Give the number of lines that hold the string "title". Nothing else is needed.

Data items

# # # # #

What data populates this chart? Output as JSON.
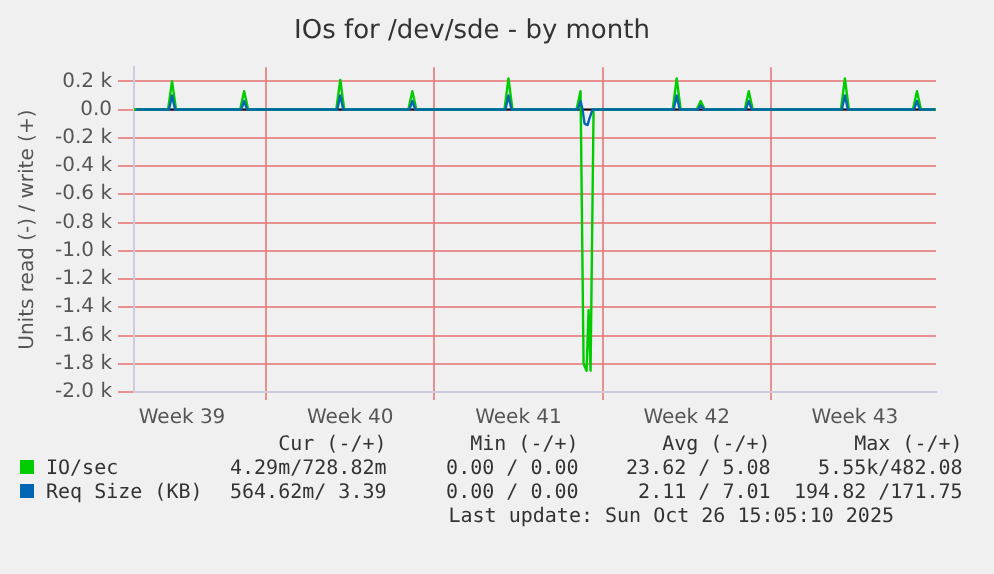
{
  "chart_data": {
    "type": "line",
    "title": "IOs for /dev/sde - by month",
    "ylabel": "Units read (-) / write (+)",
    "xlim": [
      "2025-09-23T12:00",
      "2025-10-26T21:00"
    ],
    "xticks": [
      {
        "value": "2025-09-25T12:00",
        "label": "Week 39"
      },
      {
        "value": "2025-09-29",
        "label": null
      },
      {
        "value": "2025-10-02T12:00",
        "label": "Week 40"
      },
      {
        "value": "2025-10-06",
        "label": null
      },
      {
        "value": "2025-10-09T12:00",
        "label": "Week 41"
      },
      {
        "value": "2025-10-13",
        "label": null
      },
      {
        "value": "2025-10-16T12:00",
        "label": "Week 42"
      },
      {
        "value": "2025-10-20",
        "label": null
      },
      {
        "value": "2025-10-23T12:00",
        "label": "Week 43"
      }
    ],
    "ylim": [
      -2000,
      300
    ],
    "yticks": [
      {
        "value": 200,
        "label": "0.2 k"
      },
      {
        "value": 0,
        "label": "0.0"
      },
      {
        "value": -200,
        "label": "-0.2 k"
      },
      {
        "value": -400,
        "label": "-0.4 k"
      },
      {
        "value": -600,
        "label": "-0.6 k"
      },
      {
        "value": -800,
        "label": "-0.8 k"
      },
      {
        "value": -1000,
        "label": "-1.0 k"
      },
      {
        "value": -1200,
        "label": "-1.2 k"
      },
      {
        "value": -1400,
        "label": "-1.4 k"
      },
      {
        "value": -1600,
        "label": "-1.6 k"
      },
      {
        "value": -1800,
        "label": "-1.8 k"
      },
      {
        "value": -2000,
        "label": "-2.0 k"
      }
    ],
    "grid": true,
    "legend": "bottom",
    "marker": "none",
    "line_style": "solid",
    "ref_lines": [
      {
        "axis": "y",
        "value": 0,
        "color": "#000000"
      }
    ],
    "series": [
      {
        "name": "IO/sec",
        "color": "#00cc00",
        "x": [
          "2025-09-23T12:00",
          "2025-09-24T22:00",
          "2025-09-25T02:00",
          "2025-09-25T06:00",
          "2025-09-27T22:00",
          "2025-09-28T02:00",
          "2025-09-28T06:00",
          "2025-10-01T22:00",
          "2025-10-02T02:00",
          "2025-10-02T06:00",
          "2025-10-04T22:00",
          "2025-10-05T02:00",
          "2025-10-05T06:00",
          "2025-10-08T22:00",
          "2025-10-09T02:00",
          "2025-10-09T06:00",
          "2025-10-11T22:00",
          "2025-10-12T02:00",
          "2025-10-12T05:00",
          "2025-10-12T08:00",
          "2025-10-12T10:00",
          "2025-10-12T12:00",
          "2025-10-12T15:00",
          "2025-10-15T22:00",
          "2025-10-16T02:00",
          "2025-10-16T06:00",
          "2025-10-16T22:00",
          "2025-10-17T02:00",
          "2025-10-17T06:00",
          "2025-10-18T22:00",
          "2025-10-19T02:00",
          "2025-10-19T06:00",
          "2025-10-22T22:00",
          "2025-10-23T02:00",
          "2025-10-23T06:00",
          "2025-10-25T22:00",
          "2025-10-26T02:00",
          "2025-10-26T06:00",
          "2025-10-26T21:00"
        ],
        "values": [
          0,
          0,
          200,
          0,
          0,
          130,
          0,
          0,
          210,
          0,
          0,
          130,
          0,
          0,
          220,
          0,
          0,
          130,
          -1800,
          -1850,
          -1420,
          -1850,
          0,
          0,
          220,
          0,
          0,
          60,
          0,
          0,
          130,
          0,
          0,
          220,
          0,
          0,
          130,
          0,
          0
        ]
      },
      {
        "name": "Req Size (KB)",
        "color": "#0066b3",
        "x": [
          "2025-09-23T14:00",
          "2025-09-24T23:00",
          "2025-09-25T02:00",
          "2025-09-25T05:00",
          "2025-09-27T23:00",
          "2025-09-28T02:00",
          "2025-09-28T05:00",
          "2025-10-01T23:00",
          "2025-10-02T02:00",
          "2025-10-02T05:00",
          "2025-10-04T23:00",
          "2025-10-05T02:00",
          "2025-10-05T05:00",
          "2025-10-08T23:00",
          "2025-10-09T02:00",
          "2025-10-09T05:00",
          "2025-10-11T23:00",
          "2025-10-12T02:00",
          "2025-10-12T04:00",
          "2025-10-12T06:00",
          "2025-10-12T09:00",
          "2025-10-12T11:00",
          "2025-10-12T14:00",
          "2025-10-15T23:00",
          "2025-10-16T02:00",
          "2025-10-16T05:00",
          "2025-10-16T23:00",
          "2025-10-17T02:00",
          "2025-10-17T05:00",
          "2025-10-18T23:00",
          "2025-10-19T02:00",
          "2025-10-19T05:00",
          "2025-10-22T23:00",
          "2025-10-23T02:00",
          "2025-10-23T05:00",
          "2025-10-25T23:00",
          "2025-10-26T02:00",
          "2025-10-26T05:00",
          "2025-10-26T20:00"
        ],
        "values": [
          0,
          0,
          100,
          0,
          0,
          60,
          0,
          0,
          100,
          0,
          0,
          60,
          0,
          0,
          100,
          0,
          0,
          60,
          0,
          -100,
          -110,
          -60,
          0,
          0,
          100,
          0,
          0,
          30,
          0,
          0,
          60,
          0,
          0,
          100,
          0,
          0,
          60,
          0,
          0
        ]
      }
    ],
    "annotations": [
      "Cur (-/+)",
      "Min (-/+)",
      "Avg (-/+)",
      "Max (-/+)",
      "4.29m/728.82m",
      "0.00 / 0.00",
      "23.62 / 5.08",
      "5.55k/482.08",
      "564.62m/ 3.39",
      "0.00 / 0.00",
      "2.11 / 7.01",
      "194.82 /171.75",
      "Last update: Sun Oct 26 15:05:10 2025"
    ]
  }
}
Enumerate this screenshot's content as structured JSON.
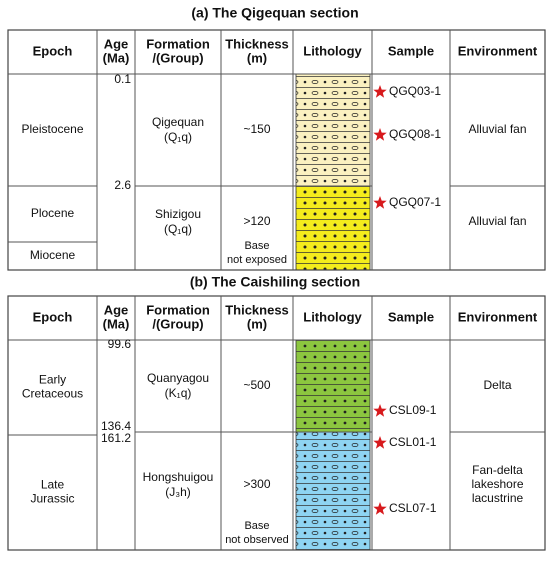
{
  "sections": [
    {
      "title": "(a) The Qigequan section",
      "headers": [
        [
          "Epoch"
        ],
        [
          "Age",
          "(Ma)"
        ],
        [
          "Formation",
          "/(Group)"
        ],
        [
          "Thickness",
          "(m)"
        ],
        [
          "Lithology"
        ],
        [
          "Sample"
        ],
        [
          "Environment"
        ]
      ],
      "epochs": [
        [
          "Pleistocene"
        ],
        [
          "Plocene"
        ],
        [
          "Miocene"
        ]
      ],
      "ages": [
        "0.1",
        "2.6"
      ],
      "formations": [
        {
          "name": "Qigequan",
          "code": "(Q₁q)"
        },
        {
          "name": "Shizigou",
          "code": "(Q₁q)"
        }
      ],
      "thickness": [
        "~150",
        ">120"
      ],
      "base_note": [
        "Base",
        "not exposed"
      ],
      "samples": [
        "QGQ03-1",
        "QGQ08-1",
        "QGQ07-1"
      ],
      "environments": [
        [
          "Alluvial fan"
        ],
        [
          "Alluvial fan"
        ]
      ]
    },
    {
      "title": "(b) The Caishiling section",
      "headers": [
        [
          "Epoch"
        ],
        [
          "Age",
          "(Ma)"
        ],
        [
          "Formation",
          "/(Group)"
        ],
        [
          "Thickness",
          "(m)"
        ],
        [
          "Lithology"
        ],
        [
          "Sample"
        ],
        [
          "Environment"
        ]
      ],
      "epochs": [
        [
          "Early",
          "Cretaceous"
        ],
        [
          "Late",
          "Jurassic"
        ]
      ],
      "ages": [
        "99.6",
        "136.4",
        "161.2"
      ],
      "formations": [
        {
          "name": "Quanyagou",
          "code": "(K₁q)"
        },
        {
          "name": "Hongshuigou",
          "code": "(J₃h)"
        }
      ],
      "thickness": [
        "~500",
        ">300"
      ],
      "base_note": [
        "Base",
        "not observed"
      ],
      "samples": [
        "CSL09-1",
        "CSL01-1",
        "CSL07-1"
      ],
      "environments": [
        [
          "Delta"
        ],
        [
          "Fan-delta",
          "lakeshore",
          "lacustrine"
        ]
      ]
    }
  ]
}
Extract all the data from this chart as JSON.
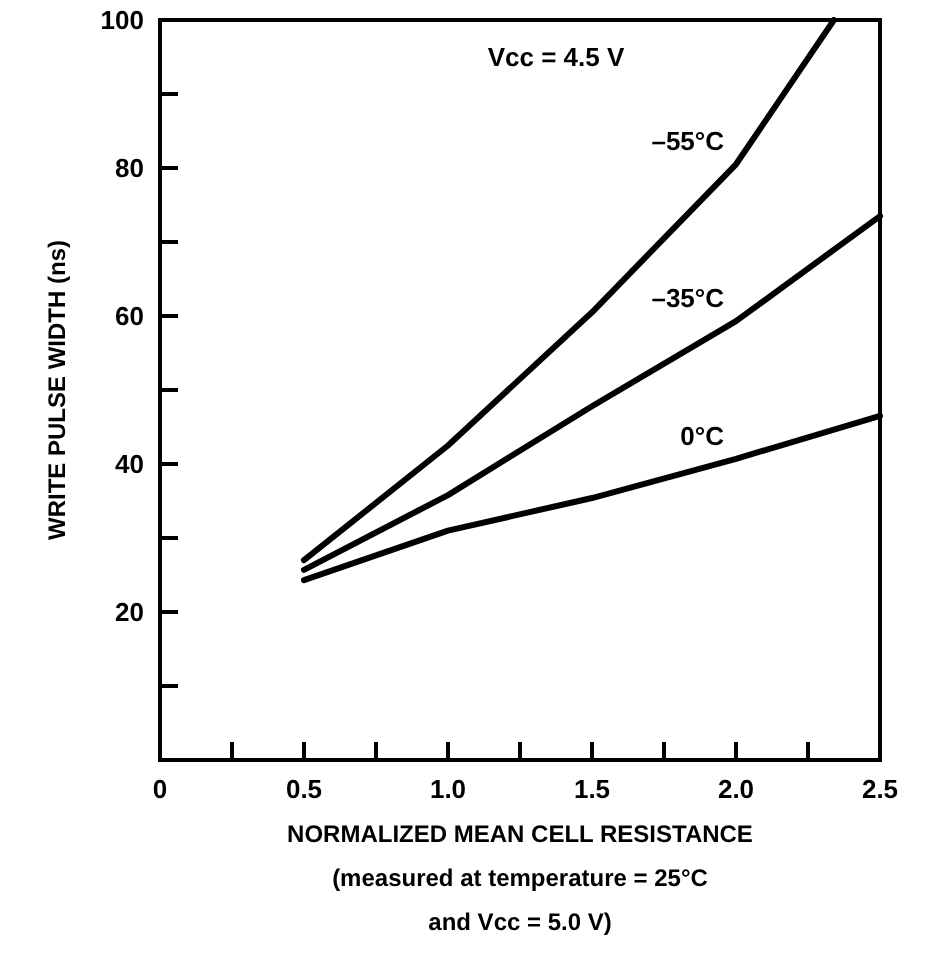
{
  "chart_data": {
    "type": "line",
    "xlabel": "NORMALIZED MEAN CELL RESISTANCE\n(measured at temperature = 25°C\nand Vcc = 5.0 V)",
    "ylabel": "WRITE PULSE WIDTH (ns)",
    "annotations": [
      "Vcc = 4.5 V"
    ],
    "series": [
      {
        "name": "–55°C",
        "color": "#000000",
        "x": [
          0.5,
          1.0,
          1.5,
          2.0,
          2.34
        ],
        "values": [
          27,
          42.5,
          60.5,
          80.5,
          100
        ]
      },
      {
        "name": "–35°C",
        "color": "#000000",
        "x": [
          0.5,
          1.0,
          1.5,
          2.0,
          2.5
        ],
        "values": [
          25.7,
          35.8,
          47.8,
          59.3,
          73.5
        ]
      },
      {
        "name": "0°C",
        "color": "#000000",
        "x": [
          0.5,
          1.0,
          1.5,
          2.0,
          2.5
        ],
        "values": [
          24.3,
          31,
          35.4,
          40.7,
          46.5
        ]
      }
    ],
    "xlim": [
      0,
      2.5
    ],
    "xticks": [
      0,
      {
        "value": 0.25,
        "label": null
      },
      0.5,
      {
        "value": 0.75,
        "label": null
      },
      {
        "value": 1,
        "label": "1.0"
      },
      {
        "value": 1.25,
        "label": null
      },
      1.5,
      {
        "value": 1.75,
        "label": null
      },
      {
        "value": 2,
        "label": "2.0"
      },
      {
        "value": 2.25,
        "label": null
      },
      2.5
    ],
    "ylim": [
      0,
      100
    ],
    "yticks": [
      {
        "value": 0,
        "label": null
      },
      {
        "value": 10,
        "label": null
      },
      20,
      {
        "value": 30,
        "label": null
      },
      40,
      {
        "value": 50,
        "label": null
      },
      60,
      {
        "value": 70,
        "label": null
      },
      80,
      {
        "value": 90,
        "label": null
      },
      100
    ],
    "grid": false,
    "legend": false,
    "marker": "none",
    "line_style": "solid"
  }
}
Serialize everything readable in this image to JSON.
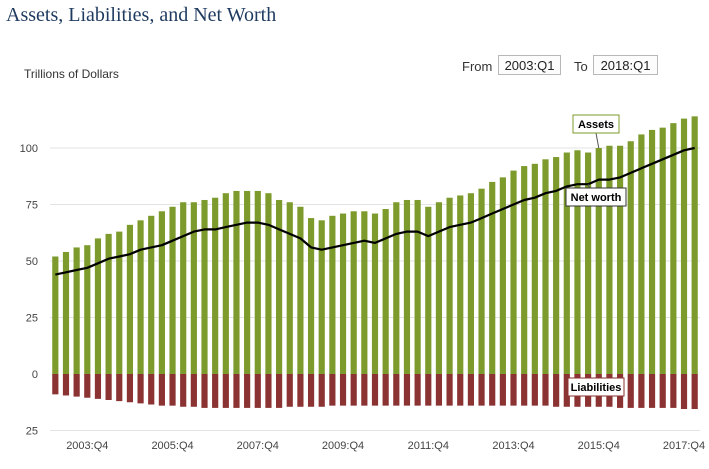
{
  "header": {
    "title": "Assets, Liabilities, and Net Worth",
    "from_label": "From",
    "from_value": "2003:Q1",
    "to_label": "To",
    "to_value": "2018:Q1"
  },
  "colors": {
    "assets": "#7d9b2c",
    "liabilities": "#8b3232",
    "net_worth": "#000000",
    "gridline": "#e3e3e3"
  },
  "chart_data": {
    "type": "bar",
    "title": "Assets, Liabilities, and Net Worth",
    "ylabel": "Trillions of Dollars",
    "xlabel": "",
    "ylim": [
      -25,
      125
    ],
    "y_ticks": [
      100,
      75,
      50,
      25,
      0,
      -25
    ],
    "y_tick_labels": [
      "100",
      "75",
      "50",
      "25",
      "0",
      "25"
    ],
    "x_tick_labels": [
      "2003:Q4",
      "2005:Q4",
      "2007:Q4",
      "2009:Q4",
      "2011:Q4",
      "2013:Q4",
      "2015:Q4",
      "2017:Q4"
    ],
    "x_tick_indices": [
      3,
      11,
      19,
      27,
      35,
      43,
      51,
      59
    ],
    "grid": true,
    "annotations": [
      "Assets",
      "Net worth",
      "Liabilities"
    ],
    "categories": [
      "2003:Q1",
      "2003:Q2",
      "2003:Q3",
      "2003:Q4",
      "2004:Q1",
      "2004:Q2",
      "2004:Q3",
      "2004:Q4",
      "2005:Q1",
      "2005:Q2",
      "2005:Q3",
      "2005:Q4",
      "2006:Q1",
      "2006:Q2",
      "2006:Q3",
      "2006:Q4",
      "2007:Q1",
      "2007:Q2",
      "2007:Q3",
      "2007:Q4",
      "2008:Q1",
      "2008:Q2",
      "2008:Q3",
      "2008:Q4",
      "2009:Q1",
      "2009:Q2",
      "2009:Q3",
      "2009:Q4",
      "2010:Q1",
      "2010:Q2",
      "2010:Q3",
      "2010:Q4",
      "2011:Q1",
      "2011:Q2",
      "2011:Q3",
      "2011:Q4",
      "2012:Q1",
      "2012:Q2",
      "2012:Q3",
      "2012:Q4",
      "2013:Q1",
      "2013:Q2",
      "2013:Q3",
      "2013:Q4",
      "2014:Q1",
      "2014:Q2",
      "2014:Q3",
      "2014:Q4",
      "2015:Q1",
      "2015:Q2",
      "2015:Q3",
      "2015:Q4",
      "2016:Q1",
      "2016:Q2",
      "2016:Q3",
      "2016:Q4",
      "2017:Q1",
      "2017:Q2",
      "2017:Q3",
      "2017:Q4",
      "2018:Q1"
    ],
    "series": [
      {
        "name": "Assets",
        "type": "bar",
        "values": [
          52,
          54,
          56,
          57,
          60,
          62,
          63,
          66,
          68,
          70,
          72,
          74,
          76,
          76,
          77,
          78,
          80,
          81,
          81,
          81,
          80,
          77,
          76,
          74,
          69,
          68,
          70,
          71,
          72,
          72,
          71,
          73,
          76,
          77,
          77,
          74,
          76,
          78,
          79,
          80,
          82,
          85,
          87,
          90,
          92,
          93,
          95,
          96,
          98,
          99,
          98,
          100,
          101,
          101,
          103,
          106,
          108,
          109,
          111,
          113,
          114
        ]
      },
      {
        "name": "Liabilities",
        "type": "bar",
        "values": [
          -9,
          -9.5,
          -10,
          -10.5,
          -11,
          -11.5,
          -12,
          -12.5,
          -13,
          -13.5,
          -14,
          -14,
          -14.5,
          -14.5,
          -15,
          -15,
          -15,
          -15,
          -15,
          -15,
          -15,
          -15,
          -14.5,
          -14.5,
          -14.5,
          -14.5,
          -14,
          -14,
          -14,
          -14,
          -14,
          -14,
          -14,
          -14,
          -14,
          -14,
          -14,
          -14,
          -14,
          -14,
          -14,
          -14,
          -14,
          -14,
          -14,
          -14,
          -14,
          -14.5,
          -14.5,
          -14.5,
          -14.5,
          -14.5,
          -14.5,
          -15,
          -15,
          -15,
          -15,
          -15,
          -15,
          -15.5,
          -15.5
        ]
      },
      {
        "name": "Net worth",
        "type": "line",
        "values": [
          44,
          45,
          46,
          47,
          49,
          51,
          52,
          53,
          55,
          56,
          57,
          59,
          61,
          63,
          64,
          64,
          65,
          66,
          67,
          67,
          66,
          64,
          62,
          60,
          56,
          55,
          56,
          57,
          58,
          59,
          58,
          60,
          62,
          63,
          63,
          61,
          63,
          65,
          66,
          67,
          69,
          71,
          73,
          75,
          77,
          78,
          80,
          81,
          83,
          84,
          84,
          86,
          86,
          87,
          89,
          91,
          93,
          95,
          97,
          99,
          100
        ]
      }
    ]
  }
}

# # # # #

• _Task response_
5